Objective: Word for word, copy all the data and drop the pictures.

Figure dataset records

○ ○ ○ ○

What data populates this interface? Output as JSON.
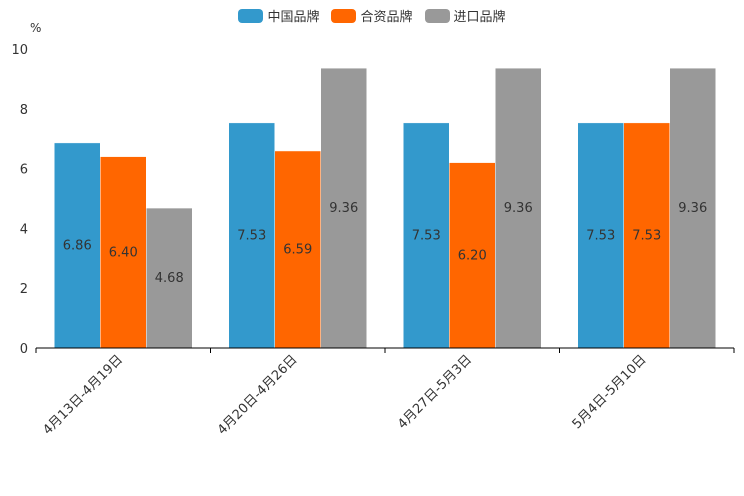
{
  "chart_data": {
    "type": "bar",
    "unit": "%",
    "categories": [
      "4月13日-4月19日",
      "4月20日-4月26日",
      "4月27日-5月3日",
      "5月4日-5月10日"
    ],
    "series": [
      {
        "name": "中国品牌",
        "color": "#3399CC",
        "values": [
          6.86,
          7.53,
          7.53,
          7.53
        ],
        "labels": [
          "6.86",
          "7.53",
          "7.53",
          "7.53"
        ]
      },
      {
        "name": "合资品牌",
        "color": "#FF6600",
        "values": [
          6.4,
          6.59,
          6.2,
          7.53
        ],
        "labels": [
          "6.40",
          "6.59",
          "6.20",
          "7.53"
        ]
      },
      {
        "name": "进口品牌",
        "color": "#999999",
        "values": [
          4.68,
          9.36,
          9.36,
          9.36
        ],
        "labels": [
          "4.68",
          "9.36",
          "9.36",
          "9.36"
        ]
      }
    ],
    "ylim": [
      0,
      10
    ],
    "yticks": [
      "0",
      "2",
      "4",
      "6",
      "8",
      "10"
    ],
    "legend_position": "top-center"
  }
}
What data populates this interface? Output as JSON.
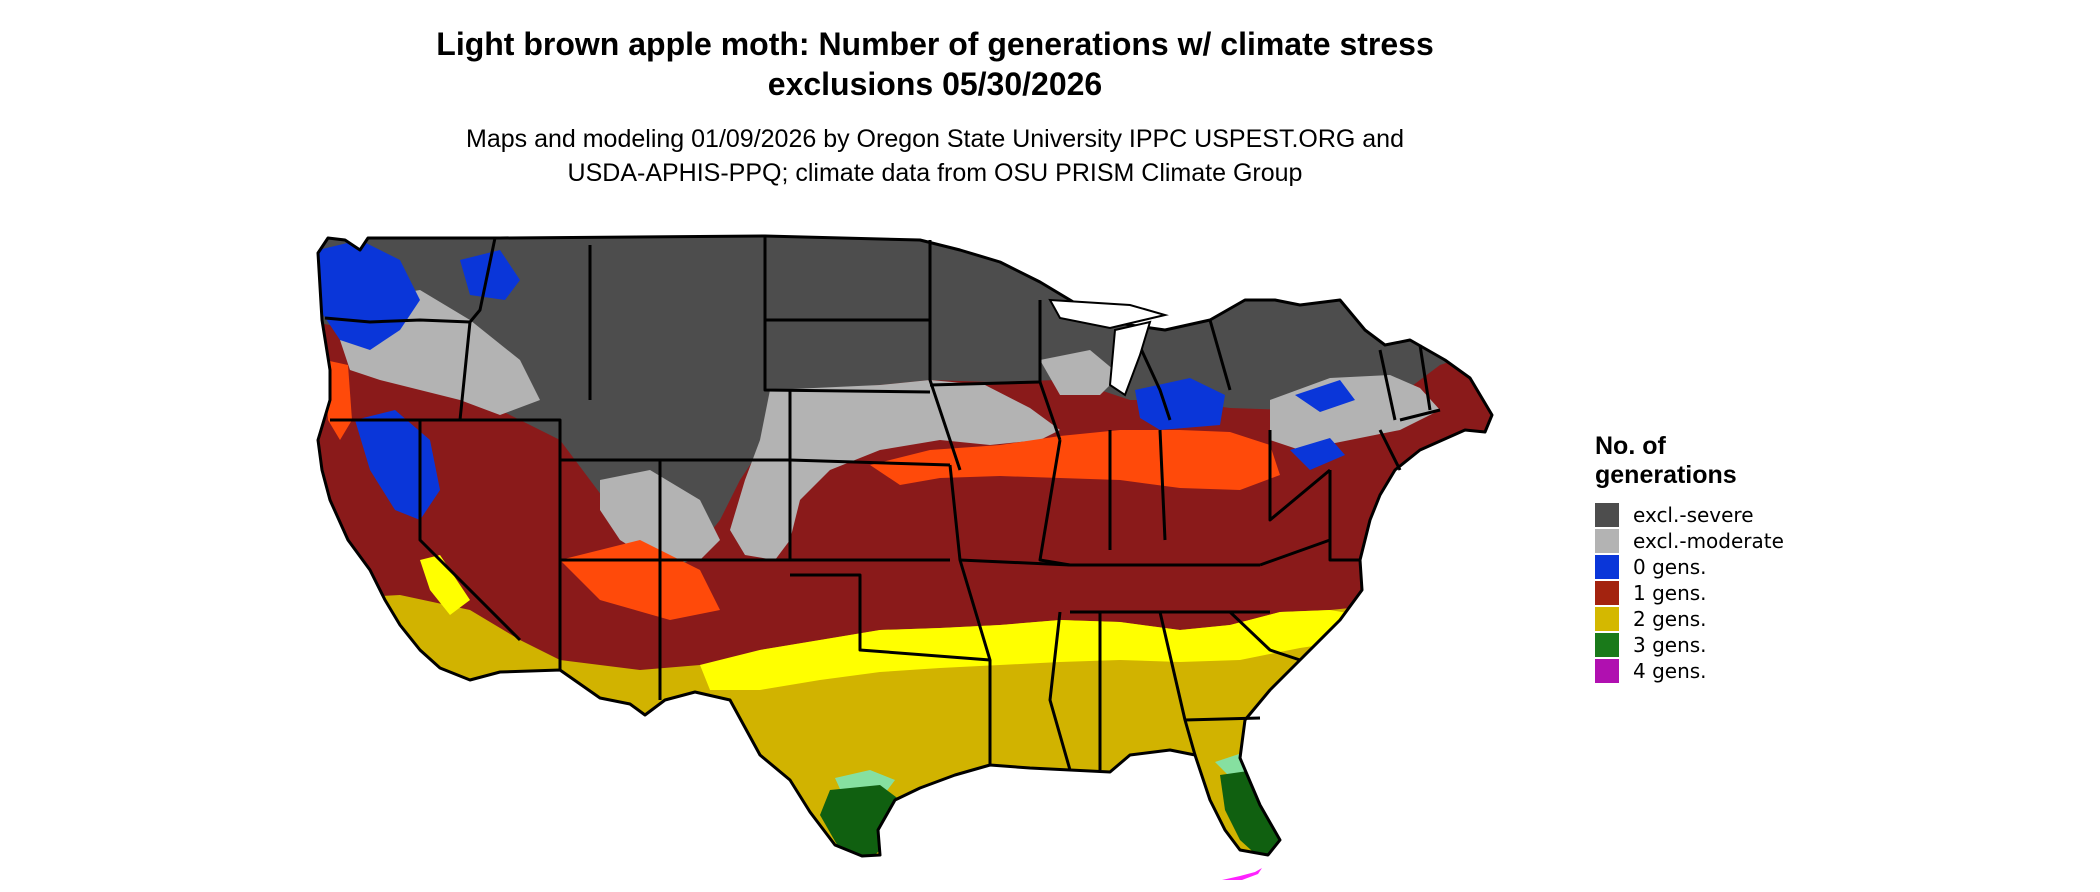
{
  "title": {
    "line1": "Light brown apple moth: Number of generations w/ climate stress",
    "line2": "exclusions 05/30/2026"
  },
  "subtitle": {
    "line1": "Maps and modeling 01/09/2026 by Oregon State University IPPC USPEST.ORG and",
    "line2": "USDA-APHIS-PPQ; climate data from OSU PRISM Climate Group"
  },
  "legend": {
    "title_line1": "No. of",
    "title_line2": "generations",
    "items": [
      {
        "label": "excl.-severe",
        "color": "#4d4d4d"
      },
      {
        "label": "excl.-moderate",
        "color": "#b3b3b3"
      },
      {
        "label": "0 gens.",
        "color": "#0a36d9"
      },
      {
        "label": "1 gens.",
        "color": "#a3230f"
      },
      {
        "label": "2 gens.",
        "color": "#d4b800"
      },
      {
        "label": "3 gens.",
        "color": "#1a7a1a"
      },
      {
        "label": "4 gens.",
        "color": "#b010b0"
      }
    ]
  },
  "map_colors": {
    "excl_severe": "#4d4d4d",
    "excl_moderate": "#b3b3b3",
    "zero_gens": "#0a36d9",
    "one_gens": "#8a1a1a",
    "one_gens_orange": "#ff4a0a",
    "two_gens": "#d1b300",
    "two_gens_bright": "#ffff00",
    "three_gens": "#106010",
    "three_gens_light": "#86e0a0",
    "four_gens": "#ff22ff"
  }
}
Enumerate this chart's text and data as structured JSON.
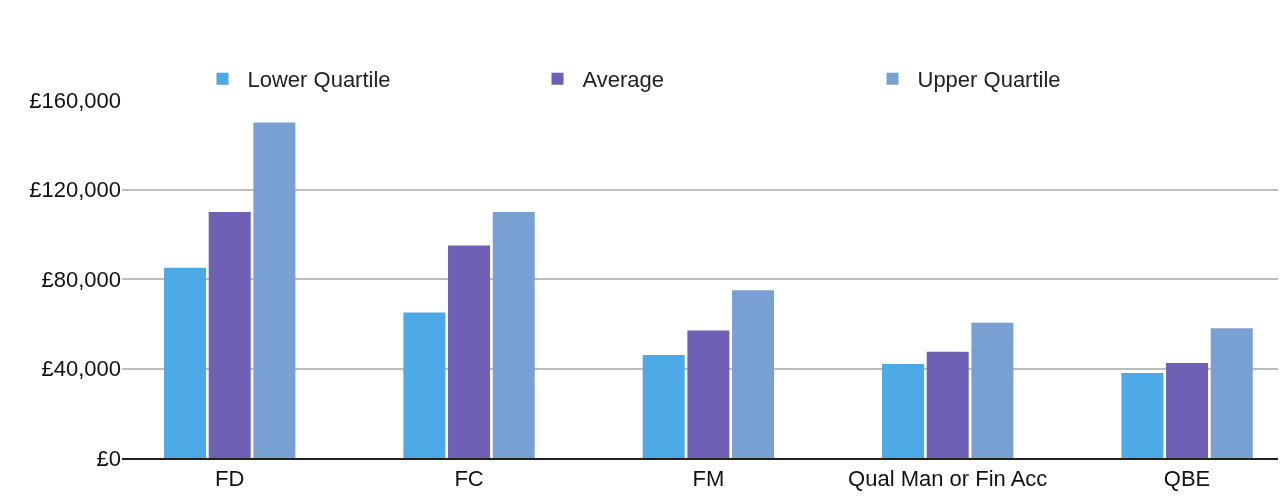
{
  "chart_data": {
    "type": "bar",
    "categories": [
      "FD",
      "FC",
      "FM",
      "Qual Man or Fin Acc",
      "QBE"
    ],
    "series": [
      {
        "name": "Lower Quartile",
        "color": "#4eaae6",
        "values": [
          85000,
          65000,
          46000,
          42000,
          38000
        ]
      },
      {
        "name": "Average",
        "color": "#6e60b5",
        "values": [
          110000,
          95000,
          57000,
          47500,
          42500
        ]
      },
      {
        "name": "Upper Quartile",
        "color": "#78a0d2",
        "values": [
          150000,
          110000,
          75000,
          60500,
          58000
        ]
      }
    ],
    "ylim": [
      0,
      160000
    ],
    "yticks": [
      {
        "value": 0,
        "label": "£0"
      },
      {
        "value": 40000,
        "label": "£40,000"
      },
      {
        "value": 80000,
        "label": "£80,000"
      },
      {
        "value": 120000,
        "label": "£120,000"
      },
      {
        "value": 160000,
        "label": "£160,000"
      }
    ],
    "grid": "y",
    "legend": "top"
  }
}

○ ○ ○ ○

Full output:
What data populates this interface? Output as JSON.
{
  "chart_data": {
    "type": "bar",
    "unit": "%",
    "categories": [
      "4月13日-4月19日",
      "4月20日-4月26日",
      "4月27日-5月3日",
      "5月4日-5月10日"
    ],
    "series": [
      {
        "name": "中国品牌",
        "color": "#3399CC",
        "values": [
          6.86,
          7.53,
          7.53,
          7.53
        ],
        "labels": [
          "6.86",
          "7.53",
          "7.53",
          "7.53"
        ]
      },
      {
        "name": "合资品牌",
        "color": "#FF6600",
        "values": [
          6.4,
          6.59,
          6.2,
          7.53
        ],
        "labels": [
          "6.40",
          "6.59",
          "6.20",
          "7.53"
        ]
      },
      {
        "name": "进口品牌",
        "color": "#999999",
        "values": [
          4.68,
          9.36,
          9.36,
          9.36
        ],
        "labels": [
          "4.68",
          "9.36",
          "9.36",
          "9.36"
        ]
      }
    ],
    "ylim": [
      0,
      10
    ],
    "yticks": [
      "0",
      "2",
      "4",
      "6",
      "8",
      "10"
    ],
    "legend_position": "top-center"
  }
}
What data populates this interface? Output as JSON.
{
  "title": {
    "line1": "Light brown apple moth: Number of generations w/ climate stress",
    "line2": "exclusions 05/30/2026"
  },
  "subtitle": {
    "line1": "Maps and modeling 01/09/2026 by Oregon State University IPPC USPEST.ORG and",
    "line2": "USDA-APHIS-PPQ; climate data from OSU PRISM Climate Group"
  },
  "legend": {
    "title_line1": "No. of",
    "title_line2": "generations",
    "items": [
      {
        "label": "excl.-severe",
        "color": "#4d4d4d"
      },
      {
        "label": "excl.-moderate",
        "color": "#b3b3b3"
      },
      {
        "label": "0 gens.",
        "color": "#0a36d9"
      },
      {
        "label": "1 gens.",
        "color": "#a3230f"
      },
      {
        "label": "2 gens.",
        "color": "#d4b800"
      },
      {
        "label": "3 gens.",
        "color": "#1a7a1a"
      },
      {
        "label": "4 gens.",
        "color": "#b010b0"
      }
    ]
  },
  "map_colors": {
    "excl_severe": "#4d4d4d",
    "excl_moderate": "#b3b3b3",
    "zero_gens": "#0a36d9",
    "one_gens": "#8a1a1a",
    "one_gens_orange": "#ff4a0a",
    "two_gens": "#d1b300",
    "two_gens_bright": "#ffff00",
    "three_gens": "#106010",
    "three_gens_light": "#86e0a0",
    "four_gens": "#ff22ff"
  }
}
Enumerate this chart's text and data as structured JSON.
{
  "chart_data": {
    "type": "bar",
    "categories": [
      "FD",
      "FC",
      "FM",
      "Qual Man or Fin Acc",
      "QBE"
    ],
    "series": [
      {
        "name": "Lower Quartile",
        "color": "#4eaae6",
        "values": [
          85000,
          65000,
          46000,
          42000,
          38000
        ]
      },
      {
        "name": "Average",
        "color": "#6e60b5",
        "values": [
          110000,
          95000,
          57000,
          47500,
          42500
        ]
      },
      {
        "name": "Upper Quartile",
        "color": "#78a0d2",
        "values": [
          150000,
          110000,
          75000,
          60500,
          58000
        ]
      }
    ],
    "ylim": [
      0,
      160000
    ],
    "yticks": [
      {
        "value": 0,
        "label": "£0"
      },
      {
        "value": 40000,
        "label": "£40,000"
      },
      {
        "value": 80000,
        "label": "£80,000"
      },
      {
        "value": 120000,
        "label": "£120,000"
      },
      {
        "value": 160000,
        "label": "£160,000"
      }
    ],
    "grid": "y",
    "legend": "top"
  }
}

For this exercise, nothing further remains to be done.